» **Do this**
Search the data for the word "통관지원과장" and copy every line where it occurs.

****************

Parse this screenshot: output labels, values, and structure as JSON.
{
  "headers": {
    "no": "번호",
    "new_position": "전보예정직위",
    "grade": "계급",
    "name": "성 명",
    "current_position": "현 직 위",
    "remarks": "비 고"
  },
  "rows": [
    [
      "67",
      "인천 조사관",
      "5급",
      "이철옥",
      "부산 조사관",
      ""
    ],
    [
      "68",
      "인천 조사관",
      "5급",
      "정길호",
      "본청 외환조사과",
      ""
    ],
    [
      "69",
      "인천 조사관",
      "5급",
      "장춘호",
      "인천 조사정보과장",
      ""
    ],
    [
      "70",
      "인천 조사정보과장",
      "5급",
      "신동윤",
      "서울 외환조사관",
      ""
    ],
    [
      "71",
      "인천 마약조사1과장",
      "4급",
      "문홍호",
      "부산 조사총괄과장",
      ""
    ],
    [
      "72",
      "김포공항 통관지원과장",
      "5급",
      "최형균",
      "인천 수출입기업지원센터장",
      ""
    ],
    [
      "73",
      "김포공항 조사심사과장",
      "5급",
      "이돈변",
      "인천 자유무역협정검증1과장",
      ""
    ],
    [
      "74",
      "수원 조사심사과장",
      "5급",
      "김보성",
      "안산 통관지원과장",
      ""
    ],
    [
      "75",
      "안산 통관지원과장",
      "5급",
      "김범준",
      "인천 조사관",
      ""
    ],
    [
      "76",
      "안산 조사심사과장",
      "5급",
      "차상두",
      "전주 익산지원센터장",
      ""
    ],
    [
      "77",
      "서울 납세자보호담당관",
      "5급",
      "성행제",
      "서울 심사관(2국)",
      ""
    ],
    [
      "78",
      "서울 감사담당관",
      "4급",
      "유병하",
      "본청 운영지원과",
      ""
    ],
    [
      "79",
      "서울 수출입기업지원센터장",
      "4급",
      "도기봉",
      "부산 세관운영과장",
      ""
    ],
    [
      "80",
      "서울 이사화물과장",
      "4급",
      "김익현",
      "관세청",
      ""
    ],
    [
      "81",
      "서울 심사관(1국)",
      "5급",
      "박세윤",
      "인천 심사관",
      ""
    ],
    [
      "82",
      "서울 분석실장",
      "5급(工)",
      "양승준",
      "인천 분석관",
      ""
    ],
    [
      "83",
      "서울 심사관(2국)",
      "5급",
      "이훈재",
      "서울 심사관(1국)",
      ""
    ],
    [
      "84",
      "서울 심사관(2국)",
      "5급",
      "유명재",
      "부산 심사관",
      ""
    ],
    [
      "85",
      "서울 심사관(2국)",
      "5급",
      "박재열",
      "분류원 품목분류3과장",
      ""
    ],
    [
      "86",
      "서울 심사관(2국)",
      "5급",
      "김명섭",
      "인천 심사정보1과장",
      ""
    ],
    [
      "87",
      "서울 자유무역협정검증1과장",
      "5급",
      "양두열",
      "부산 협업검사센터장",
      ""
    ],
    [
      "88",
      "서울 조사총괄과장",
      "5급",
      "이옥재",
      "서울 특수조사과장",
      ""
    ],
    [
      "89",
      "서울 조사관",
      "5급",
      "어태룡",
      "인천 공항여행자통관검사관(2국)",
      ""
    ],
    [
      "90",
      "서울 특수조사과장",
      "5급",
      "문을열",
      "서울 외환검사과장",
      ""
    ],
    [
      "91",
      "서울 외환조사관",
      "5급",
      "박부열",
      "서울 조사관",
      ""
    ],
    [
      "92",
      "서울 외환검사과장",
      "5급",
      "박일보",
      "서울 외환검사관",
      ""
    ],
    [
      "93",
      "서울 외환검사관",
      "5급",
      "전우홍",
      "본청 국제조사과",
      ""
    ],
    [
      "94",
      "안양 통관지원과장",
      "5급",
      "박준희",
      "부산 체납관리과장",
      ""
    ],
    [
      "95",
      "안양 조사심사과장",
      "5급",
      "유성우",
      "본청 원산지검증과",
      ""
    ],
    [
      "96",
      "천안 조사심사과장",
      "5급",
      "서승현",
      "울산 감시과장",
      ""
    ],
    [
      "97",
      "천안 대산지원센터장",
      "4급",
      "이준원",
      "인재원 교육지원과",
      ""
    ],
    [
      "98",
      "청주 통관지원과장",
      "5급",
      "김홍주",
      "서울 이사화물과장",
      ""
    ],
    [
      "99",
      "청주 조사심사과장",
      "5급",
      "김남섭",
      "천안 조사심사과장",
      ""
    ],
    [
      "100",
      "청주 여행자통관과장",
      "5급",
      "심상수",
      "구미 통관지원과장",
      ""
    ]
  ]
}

****************

» **The reply**
      "김포공항 통관지원과장",
      "안산 통관지원과장",
      "안산 통관지원과장",
      "안양 통관지원과장",
      "청주 통관지원과장",
      "구미 통관지원과장",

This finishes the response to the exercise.